To be done – Look over the lines below. Report each one that includes the string "بسته".

Saved data entries –

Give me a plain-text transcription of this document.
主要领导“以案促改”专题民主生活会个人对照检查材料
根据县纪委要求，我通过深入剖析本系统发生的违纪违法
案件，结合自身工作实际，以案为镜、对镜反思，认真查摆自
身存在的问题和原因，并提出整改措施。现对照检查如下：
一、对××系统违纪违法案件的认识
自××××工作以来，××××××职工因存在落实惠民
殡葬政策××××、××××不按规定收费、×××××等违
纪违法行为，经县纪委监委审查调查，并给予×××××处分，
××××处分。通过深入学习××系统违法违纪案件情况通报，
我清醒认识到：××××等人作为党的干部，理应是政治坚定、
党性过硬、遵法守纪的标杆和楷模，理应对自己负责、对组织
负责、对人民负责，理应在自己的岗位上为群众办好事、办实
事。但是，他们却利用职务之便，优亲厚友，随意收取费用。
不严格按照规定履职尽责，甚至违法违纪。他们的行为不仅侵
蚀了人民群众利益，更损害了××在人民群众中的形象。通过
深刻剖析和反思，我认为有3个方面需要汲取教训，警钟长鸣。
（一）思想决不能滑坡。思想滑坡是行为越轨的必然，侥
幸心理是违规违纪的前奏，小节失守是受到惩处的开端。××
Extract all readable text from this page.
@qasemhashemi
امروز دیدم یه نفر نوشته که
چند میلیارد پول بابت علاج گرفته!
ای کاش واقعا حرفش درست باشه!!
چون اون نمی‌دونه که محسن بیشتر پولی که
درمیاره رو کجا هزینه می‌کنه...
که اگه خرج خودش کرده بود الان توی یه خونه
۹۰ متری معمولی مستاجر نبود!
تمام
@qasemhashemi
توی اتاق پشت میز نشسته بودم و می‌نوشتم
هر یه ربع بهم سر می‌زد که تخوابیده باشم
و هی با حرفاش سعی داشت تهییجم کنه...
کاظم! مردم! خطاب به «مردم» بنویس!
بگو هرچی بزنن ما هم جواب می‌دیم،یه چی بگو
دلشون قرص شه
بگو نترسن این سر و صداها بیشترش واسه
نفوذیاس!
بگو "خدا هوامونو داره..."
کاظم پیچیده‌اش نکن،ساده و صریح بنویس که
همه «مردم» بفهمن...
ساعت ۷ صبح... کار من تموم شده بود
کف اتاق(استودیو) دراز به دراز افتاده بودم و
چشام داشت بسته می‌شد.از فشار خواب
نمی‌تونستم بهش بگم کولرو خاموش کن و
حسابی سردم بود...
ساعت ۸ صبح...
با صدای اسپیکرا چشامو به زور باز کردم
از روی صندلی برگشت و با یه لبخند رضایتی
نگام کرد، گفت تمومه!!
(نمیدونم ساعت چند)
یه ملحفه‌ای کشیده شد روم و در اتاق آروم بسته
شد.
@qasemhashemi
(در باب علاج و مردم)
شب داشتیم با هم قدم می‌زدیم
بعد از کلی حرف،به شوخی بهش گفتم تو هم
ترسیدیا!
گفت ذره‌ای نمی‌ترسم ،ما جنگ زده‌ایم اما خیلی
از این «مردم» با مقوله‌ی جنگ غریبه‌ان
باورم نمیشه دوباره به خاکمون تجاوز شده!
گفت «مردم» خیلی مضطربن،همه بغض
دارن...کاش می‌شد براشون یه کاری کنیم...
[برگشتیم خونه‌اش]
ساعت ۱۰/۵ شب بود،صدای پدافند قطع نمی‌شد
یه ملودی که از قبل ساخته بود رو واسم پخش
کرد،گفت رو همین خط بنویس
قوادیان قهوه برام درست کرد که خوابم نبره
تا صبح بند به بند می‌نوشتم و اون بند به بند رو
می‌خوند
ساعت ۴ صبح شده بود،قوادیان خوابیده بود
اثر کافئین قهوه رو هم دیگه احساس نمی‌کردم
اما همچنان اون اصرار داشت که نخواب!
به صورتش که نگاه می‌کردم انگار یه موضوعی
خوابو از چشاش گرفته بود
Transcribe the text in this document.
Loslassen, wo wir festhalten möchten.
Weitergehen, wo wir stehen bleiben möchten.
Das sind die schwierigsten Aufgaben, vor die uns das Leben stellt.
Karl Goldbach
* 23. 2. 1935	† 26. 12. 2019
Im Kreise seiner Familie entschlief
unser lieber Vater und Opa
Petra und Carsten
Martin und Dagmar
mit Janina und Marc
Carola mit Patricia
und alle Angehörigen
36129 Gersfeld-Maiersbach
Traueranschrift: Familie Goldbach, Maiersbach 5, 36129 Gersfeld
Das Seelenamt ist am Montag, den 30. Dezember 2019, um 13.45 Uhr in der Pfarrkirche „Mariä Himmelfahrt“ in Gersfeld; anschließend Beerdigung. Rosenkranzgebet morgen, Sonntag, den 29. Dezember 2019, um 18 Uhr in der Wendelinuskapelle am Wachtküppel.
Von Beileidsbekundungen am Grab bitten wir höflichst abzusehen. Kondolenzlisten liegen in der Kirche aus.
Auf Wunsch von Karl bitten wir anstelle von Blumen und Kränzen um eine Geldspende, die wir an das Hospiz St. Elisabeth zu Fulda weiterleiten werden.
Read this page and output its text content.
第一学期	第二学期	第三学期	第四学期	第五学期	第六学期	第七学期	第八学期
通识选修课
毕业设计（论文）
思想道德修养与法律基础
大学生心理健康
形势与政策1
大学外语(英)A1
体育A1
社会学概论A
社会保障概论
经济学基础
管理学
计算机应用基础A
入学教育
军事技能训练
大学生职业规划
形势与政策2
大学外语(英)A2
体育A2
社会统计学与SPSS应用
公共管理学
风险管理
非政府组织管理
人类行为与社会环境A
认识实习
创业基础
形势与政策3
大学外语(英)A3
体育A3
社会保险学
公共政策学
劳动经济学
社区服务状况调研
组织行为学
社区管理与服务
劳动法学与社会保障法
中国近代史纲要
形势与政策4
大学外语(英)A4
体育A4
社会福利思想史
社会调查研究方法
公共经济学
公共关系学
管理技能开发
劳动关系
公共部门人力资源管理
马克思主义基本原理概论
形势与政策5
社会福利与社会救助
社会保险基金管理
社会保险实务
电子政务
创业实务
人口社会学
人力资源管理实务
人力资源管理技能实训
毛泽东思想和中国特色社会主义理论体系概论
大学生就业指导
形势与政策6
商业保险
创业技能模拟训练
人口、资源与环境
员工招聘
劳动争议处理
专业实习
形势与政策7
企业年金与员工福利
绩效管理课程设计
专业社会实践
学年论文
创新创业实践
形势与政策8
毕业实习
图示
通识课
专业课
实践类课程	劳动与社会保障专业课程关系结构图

Reply to the exercise –
چشام داشت بسته می‌شد.از فشار خواب
یه ملحفه‌ای کشیده شد روم و در اتاق آروم بسته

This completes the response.